WRITTEN REQUEST
Copy every line of the records below that holds the word "from".

MATERIAL
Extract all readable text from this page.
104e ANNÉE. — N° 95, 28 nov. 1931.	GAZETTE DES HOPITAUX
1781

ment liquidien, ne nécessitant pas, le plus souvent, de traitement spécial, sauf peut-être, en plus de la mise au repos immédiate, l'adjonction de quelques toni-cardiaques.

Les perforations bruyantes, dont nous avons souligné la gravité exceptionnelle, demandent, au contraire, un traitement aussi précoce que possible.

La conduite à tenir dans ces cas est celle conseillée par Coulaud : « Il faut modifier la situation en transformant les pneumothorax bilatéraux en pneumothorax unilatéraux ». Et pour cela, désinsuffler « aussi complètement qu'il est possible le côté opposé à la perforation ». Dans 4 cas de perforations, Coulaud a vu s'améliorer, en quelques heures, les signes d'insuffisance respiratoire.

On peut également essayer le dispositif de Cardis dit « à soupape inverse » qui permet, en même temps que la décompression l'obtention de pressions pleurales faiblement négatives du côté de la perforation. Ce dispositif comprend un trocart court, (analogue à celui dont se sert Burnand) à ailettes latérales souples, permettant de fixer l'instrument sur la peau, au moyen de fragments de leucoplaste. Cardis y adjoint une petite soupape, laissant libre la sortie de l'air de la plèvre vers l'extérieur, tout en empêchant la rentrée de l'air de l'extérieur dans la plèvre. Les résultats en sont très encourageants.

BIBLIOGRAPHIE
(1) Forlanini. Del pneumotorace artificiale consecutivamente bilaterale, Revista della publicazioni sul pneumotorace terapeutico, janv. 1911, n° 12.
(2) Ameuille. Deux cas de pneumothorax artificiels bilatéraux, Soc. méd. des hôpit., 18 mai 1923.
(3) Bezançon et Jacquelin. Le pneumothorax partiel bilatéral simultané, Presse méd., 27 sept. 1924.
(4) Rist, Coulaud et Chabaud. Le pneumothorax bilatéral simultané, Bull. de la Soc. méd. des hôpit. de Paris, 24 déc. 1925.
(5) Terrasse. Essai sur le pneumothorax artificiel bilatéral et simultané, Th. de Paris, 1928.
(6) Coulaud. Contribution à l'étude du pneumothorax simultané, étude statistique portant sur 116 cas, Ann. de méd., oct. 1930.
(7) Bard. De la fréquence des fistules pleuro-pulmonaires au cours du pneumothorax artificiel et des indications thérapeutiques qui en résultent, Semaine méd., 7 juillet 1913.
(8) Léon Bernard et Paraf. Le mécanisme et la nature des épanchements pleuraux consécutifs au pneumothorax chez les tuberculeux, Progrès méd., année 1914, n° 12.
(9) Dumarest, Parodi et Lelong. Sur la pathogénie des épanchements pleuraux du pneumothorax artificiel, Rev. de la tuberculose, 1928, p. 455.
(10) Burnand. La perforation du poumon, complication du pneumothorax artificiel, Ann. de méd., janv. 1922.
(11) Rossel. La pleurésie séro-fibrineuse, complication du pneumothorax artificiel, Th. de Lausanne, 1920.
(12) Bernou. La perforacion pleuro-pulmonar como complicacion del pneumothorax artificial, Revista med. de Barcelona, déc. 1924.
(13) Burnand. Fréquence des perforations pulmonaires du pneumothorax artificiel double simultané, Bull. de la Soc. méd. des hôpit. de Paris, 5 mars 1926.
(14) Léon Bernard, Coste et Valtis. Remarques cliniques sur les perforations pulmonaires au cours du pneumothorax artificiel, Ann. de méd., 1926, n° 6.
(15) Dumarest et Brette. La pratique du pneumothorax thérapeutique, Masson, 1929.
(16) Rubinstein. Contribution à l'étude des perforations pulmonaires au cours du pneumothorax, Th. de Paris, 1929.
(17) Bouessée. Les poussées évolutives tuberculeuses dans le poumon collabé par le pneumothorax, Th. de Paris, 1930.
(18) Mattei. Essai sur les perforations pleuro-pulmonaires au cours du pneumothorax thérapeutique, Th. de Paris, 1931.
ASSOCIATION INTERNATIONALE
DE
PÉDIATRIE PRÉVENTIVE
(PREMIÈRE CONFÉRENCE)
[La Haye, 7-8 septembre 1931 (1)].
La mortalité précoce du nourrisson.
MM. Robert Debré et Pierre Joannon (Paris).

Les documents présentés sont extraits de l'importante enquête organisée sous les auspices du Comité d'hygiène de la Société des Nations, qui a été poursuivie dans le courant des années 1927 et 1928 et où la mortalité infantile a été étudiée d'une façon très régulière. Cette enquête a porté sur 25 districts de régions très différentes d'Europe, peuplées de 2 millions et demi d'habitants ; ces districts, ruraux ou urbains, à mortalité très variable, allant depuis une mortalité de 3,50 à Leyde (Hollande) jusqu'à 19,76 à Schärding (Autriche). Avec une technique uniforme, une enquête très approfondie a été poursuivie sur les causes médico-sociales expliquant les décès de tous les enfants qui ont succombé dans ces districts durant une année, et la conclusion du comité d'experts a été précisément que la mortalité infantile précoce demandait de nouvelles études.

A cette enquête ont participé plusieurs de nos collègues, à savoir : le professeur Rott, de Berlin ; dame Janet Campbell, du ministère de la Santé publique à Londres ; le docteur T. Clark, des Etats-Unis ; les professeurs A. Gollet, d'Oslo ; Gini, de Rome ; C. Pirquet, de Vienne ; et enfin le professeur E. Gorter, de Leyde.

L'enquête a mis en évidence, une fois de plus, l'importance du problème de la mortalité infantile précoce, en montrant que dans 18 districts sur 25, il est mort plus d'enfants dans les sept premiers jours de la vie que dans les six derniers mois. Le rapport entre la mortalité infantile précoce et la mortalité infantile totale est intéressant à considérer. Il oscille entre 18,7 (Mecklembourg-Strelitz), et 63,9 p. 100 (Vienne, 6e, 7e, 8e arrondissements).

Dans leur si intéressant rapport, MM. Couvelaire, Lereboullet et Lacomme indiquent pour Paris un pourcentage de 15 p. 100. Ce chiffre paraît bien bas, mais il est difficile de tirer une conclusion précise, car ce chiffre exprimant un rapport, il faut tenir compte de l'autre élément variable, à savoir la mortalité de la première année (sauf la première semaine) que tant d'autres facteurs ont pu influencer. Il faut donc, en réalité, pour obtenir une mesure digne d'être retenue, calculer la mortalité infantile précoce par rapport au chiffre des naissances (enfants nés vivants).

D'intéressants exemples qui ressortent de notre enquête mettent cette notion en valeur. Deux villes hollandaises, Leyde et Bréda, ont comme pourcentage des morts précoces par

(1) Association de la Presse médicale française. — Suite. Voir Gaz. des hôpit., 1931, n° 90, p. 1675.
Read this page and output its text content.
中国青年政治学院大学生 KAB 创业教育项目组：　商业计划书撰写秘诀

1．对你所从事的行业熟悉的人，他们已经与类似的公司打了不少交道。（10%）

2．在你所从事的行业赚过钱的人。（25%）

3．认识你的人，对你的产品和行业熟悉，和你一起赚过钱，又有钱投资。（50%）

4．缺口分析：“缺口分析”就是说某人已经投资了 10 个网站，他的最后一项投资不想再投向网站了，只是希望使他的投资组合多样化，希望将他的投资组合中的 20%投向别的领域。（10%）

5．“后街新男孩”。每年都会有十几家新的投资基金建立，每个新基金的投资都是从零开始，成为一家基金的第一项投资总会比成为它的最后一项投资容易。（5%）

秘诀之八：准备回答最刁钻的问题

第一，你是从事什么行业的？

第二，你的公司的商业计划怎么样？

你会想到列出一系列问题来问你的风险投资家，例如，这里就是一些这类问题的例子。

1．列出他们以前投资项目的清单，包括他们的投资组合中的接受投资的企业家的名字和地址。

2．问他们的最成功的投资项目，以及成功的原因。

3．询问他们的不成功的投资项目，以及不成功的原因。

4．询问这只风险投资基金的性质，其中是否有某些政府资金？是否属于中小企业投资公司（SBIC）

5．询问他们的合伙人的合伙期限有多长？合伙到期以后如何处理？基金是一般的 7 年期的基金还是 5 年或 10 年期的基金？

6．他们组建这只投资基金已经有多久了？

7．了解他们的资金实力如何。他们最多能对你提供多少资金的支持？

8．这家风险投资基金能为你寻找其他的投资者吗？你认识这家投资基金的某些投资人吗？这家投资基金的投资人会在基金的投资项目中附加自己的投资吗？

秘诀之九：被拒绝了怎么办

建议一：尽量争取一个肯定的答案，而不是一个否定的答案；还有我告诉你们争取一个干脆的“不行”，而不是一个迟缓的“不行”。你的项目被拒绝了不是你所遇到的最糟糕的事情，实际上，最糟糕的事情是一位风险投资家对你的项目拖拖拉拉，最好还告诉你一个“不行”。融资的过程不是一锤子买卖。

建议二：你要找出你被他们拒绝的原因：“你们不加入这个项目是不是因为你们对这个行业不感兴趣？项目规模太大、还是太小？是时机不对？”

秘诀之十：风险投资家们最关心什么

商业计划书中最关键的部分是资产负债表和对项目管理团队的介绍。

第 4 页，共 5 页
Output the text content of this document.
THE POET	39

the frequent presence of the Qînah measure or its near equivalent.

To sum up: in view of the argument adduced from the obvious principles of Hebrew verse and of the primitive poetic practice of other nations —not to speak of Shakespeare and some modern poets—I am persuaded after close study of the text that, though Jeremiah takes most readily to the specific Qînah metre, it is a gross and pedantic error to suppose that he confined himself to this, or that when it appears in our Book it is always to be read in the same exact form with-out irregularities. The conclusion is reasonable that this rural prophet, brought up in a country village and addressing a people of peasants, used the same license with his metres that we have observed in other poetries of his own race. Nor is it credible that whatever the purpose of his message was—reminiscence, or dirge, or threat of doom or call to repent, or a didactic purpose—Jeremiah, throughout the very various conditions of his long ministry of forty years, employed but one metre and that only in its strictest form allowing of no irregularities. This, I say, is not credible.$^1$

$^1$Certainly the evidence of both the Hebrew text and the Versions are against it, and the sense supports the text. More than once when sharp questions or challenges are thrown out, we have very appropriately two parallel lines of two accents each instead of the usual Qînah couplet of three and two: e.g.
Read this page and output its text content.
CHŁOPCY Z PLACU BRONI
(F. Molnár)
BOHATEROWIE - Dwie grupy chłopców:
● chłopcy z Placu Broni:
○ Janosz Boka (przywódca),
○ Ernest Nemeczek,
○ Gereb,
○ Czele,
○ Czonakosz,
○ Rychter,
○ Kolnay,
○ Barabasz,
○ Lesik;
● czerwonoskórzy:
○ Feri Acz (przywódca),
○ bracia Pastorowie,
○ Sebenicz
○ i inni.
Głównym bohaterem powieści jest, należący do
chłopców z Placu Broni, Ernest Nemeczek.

TASK OUTPUT
Extract all readable text from this page.
To sum up: in view of the argument adduced from the obvious principles of Hebrew verse and of the primitive poetic practice of other nations —not to speak of Shakespeare and some modern poets—I am persuaded after close study of the text that, though Jeremiah takes most readily to the specific Qînah metre, it is a gross and pedantic error to suppose that he confined himself to this, or that when it appears in our Book it is always to be read in the same exact form with-out irregularities. The conclusion is reasonable that this rural prophet, brought up in a country village and addressing a people of peasants, used the same license with his metres that we have observed in other poetries of his own race. Nor is it credible that whatever the purpose of his message was—reminiscence, or dirge, or threat of doom or call to repent, or a didactic purpose—Jeremiah, throughout the very various conditions of his long ministry of forty years, employed but one metre and that only in its strictest form allowing of no irregularities. This, I say, is not credible.$^1$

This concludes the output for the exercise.